[Rows from a dataset]
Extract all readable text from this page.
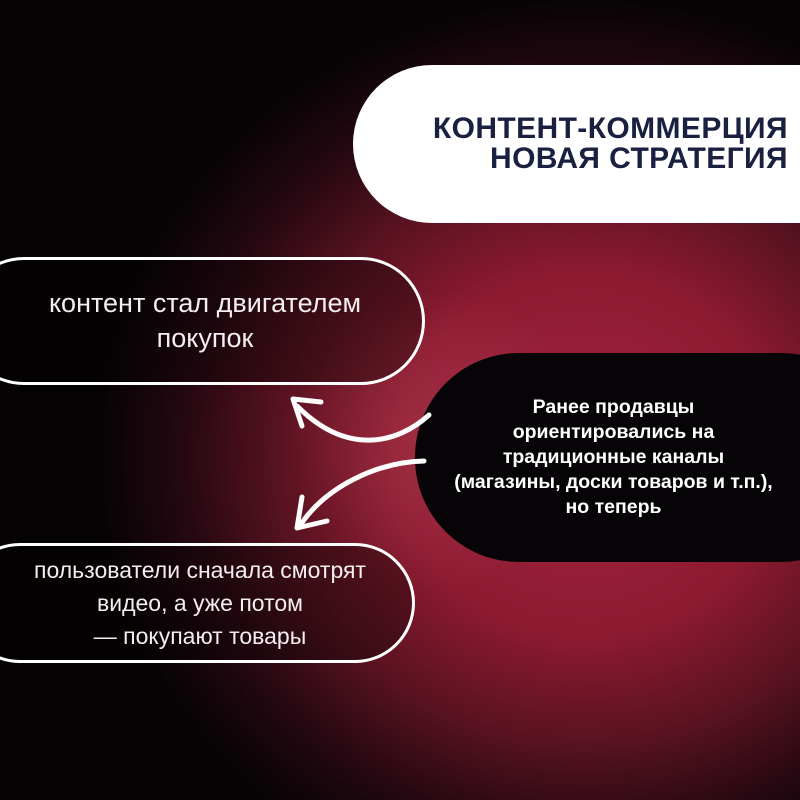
КОНТЕНТ-КОММЕРЦИЯ
НОВАЯ СТРАТЕГИЯ
контент стал двигателем
покупок
Ранее продавцы
ориентировались на
традиционные каналы
(магазины, доски товаров и т.п.),
но теперь
пользователи сначала смотрят
видео, а уже потом
— покупают товары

TASK TO CARRY OUT: Quote the material in full and exactly; do not carry over its pictures.

FULL RESPONSE:
Extract all readable text from this page.
КОНТЕНТ-КОММЕРЦИЯ
НОВАЯ СТРАТЕГИЯ
контент стал двигателем
покупок
Ранее продавцы
ориентировались на
традиционные каналы
(магазины, доски товаров и т.п.),
но теперь
пользователи сначала смотрят
видео, а уже потом
— покупают товары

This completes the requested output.